## The exercise
Transcribe the entries that follow exactly as they appear, minus pictures.

-- Start --

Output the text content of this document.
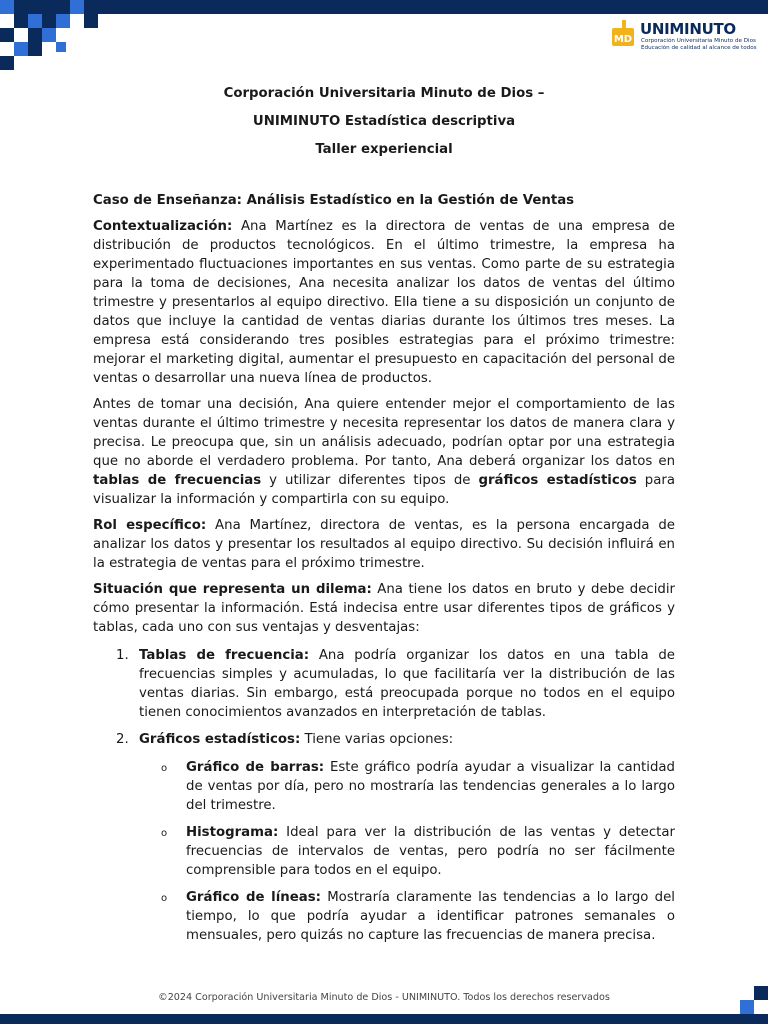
MD
UNIMINUTO
Corporación Universitaria Minuto de Dios
Educación de calidad al alcance de todos
Corporación Universitaria Minuto de Dios –
UNIMINUTO Estadística descriptiva
Taller experiencial
Caso de Enseñanza: Análisis Estadístico en la Gestión de Ventas

Contextualización: Ana Martínez es la directora de ventas de una empresa de distribución de productos tecnológicos. En el último trimestre, la empresa ha experimentado fluctuaciones importantes en sus ventas. Como parte de su estrategia para la toma de decisiones, Ana necesita analizar los datos de ventas del último trimestre y presentarlos al equipo directivo. Ella tiene a su disposición un conjunto de datos que incluye la cantidad de ventas diarias durante los últimos tres meses. La empresa está considerando tres posibles estrategias para el próximo trimestre: mejorar el marketing digital, aumentar el presupuesto en capacitación del personal de ventas o desarrollar una nueva línea de productos.

Antes de tomar una decisión, Ana quiere entender mejor el comportamiento de las ventas durante el último trimestre y necesita representar los datos de manera clara y precisa. Le preocupa que, sin un análisis adecuado, podrían optar por una estrategia que no aborde el verdadero problema. Por tanto, Ana deberá organizar los datos en tablas de frecuencias y utilizar diferentes tipos de gráficos estadísticos para visualizar la información y compartirla con su equipo.

Rol específico: Ana Martínez, directora de ventas, es la persona encargada de analizar los datos y presentar los resultados al equipo directivo. Su decisión influirá en la estrategia de ventas para el próximo trimestre.

Situación que representa un dilema: Ana tiene los datos en bruto y debe decidir cómo presentar la información. Está indecisa entre usar diferentes tipos de gráficos y tablas, cada uno con sus ventajas y desventajas:

1. Tablas de frecuencia: Ana podría organizar los datos en una tabla de frecuencias simples y acumuladas, lo que facilitaría ver la distribución de las ventas diarias. Sin embargo, está preocupada porque no todos en el equipo tienen conocimientos avanzados en interpretación de tablas.
2. Gráficos estadísticos: Tiene varias opciones:
o Gráfico de barras: Este gráfico podría ayudar a visualizar la cantidad de ventas por día, pero no mostraría las tendencias generales a lo largo del trimestre.
o Histograma: Ideal para ver la distribución de las ventas y detectar frecuencias de intervalos de ventas, pero podría no ser fácilmente comprensible para todos en el equipo.
o Gráfico de líneas: Mostraría claramente las tendencias a lo largo del tiempo, lo que podría ayudar a identificar patrones semanales o mensuales, pero quizás no capture las frecuencias de manera precisa.
©2024 Corporación Universitaria Minuto de Dios - UNIMINUTO. Todos los derechos reservados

-- End --

## Reply
Output the text content of this document.
MD
UNIMINUTO
Corporación Universitaria Minuto de Dios
Educación de calidad al alcance de todos
Corporación Universitaria Minuto de Dios –
UNIMINUTO Estadística descriptiva
Taller experiencial
Caso de Enseñanza: Análisis Estadístico en la Gestión de Ventas

Contextualización: Ana Martínez es la directora de ventas de una empresa de distribución de productos tecnológicos. En el último trimestre, la empresa ha experimentado fluctuaciones importantes en sus ventas. Como parte de su estrategia para la toma de decisiones, Ana necesita analizar los datos de ventas del último trimestre y presentarlos al equipo directivo. Ella tiene a su disposición un conjunto de datos que incluye la cantidad de ventas diarias durante los últimos tres meses. La empresa está considerando tres posibles estrategias para el próximo trimestre: mejorar el marketing digital, aumentar el presupuesto en capacitación del personal de ventas o desarrollar una nueva línea de productos.

Antes de tomar una decisión, Ana quiere entender mejor el comportamiento de las ventas durante el último trimestre y necesita representar los datos de manera clara y precisa. Le preocupa que, sin un análisis adecuado, podrían optar por una estrategia que no aborde el verdadero problema. Por tanto, Ana deberá organizar los datos en tablas de frecuencias y utilizar diferentes tipos de gráficos estadísticos para visualizar la información y compartirla con su equipo.

Rol específico: Ana Martínez, directora de ventas, es la persona encargada de analizar los datos y presentar los resultados al equipo directivo. Su decisión influirá en la estrategia de ventas para el próximo trimestre.

Situación que representa un dilema: Ana tiene los datos en bruto y debe decidir cómo presentar la información. Está indecisa entre usar diferentes tipos de gráficos y tablas, cada uno con sus ventajas y desventajas:

1. Tablas de frecuencia: Ana podría organizar los datos en una tabla de frecuencias simples y acumuladas, lo que facilitaría ver la distribución de las ventas diarias. Sin embargo, está preocupada porque no todos en el equipo tienen conocimientos avanzados en interpretación de tablas.
2. Gráficos estadísticos: Tiene varias opciones:
o Gráfico de barras: Este gráfico podría ayudar a visualizar la cantidad de ventas por día, pero no mostraría las tendencias generales a lo largo del trimestre.
o Histograma: Ideal para ver la distribución de las ventas y detectar frecuencias de intervalos de ventas, pero podría no ser fácilmente comprensible para todos en el equipo.
o Gráfico de líneas: Mostraría claramente las tendencias a lo largo del tiempo, lo que podría ayudar a identificar patrones semanales o mensuales, pero quizás no capture las frecuencias de manera precisa.
©2024 Corporación Universitaria Minuto de Dios - UNIMINUTO. Todos los derechos reservados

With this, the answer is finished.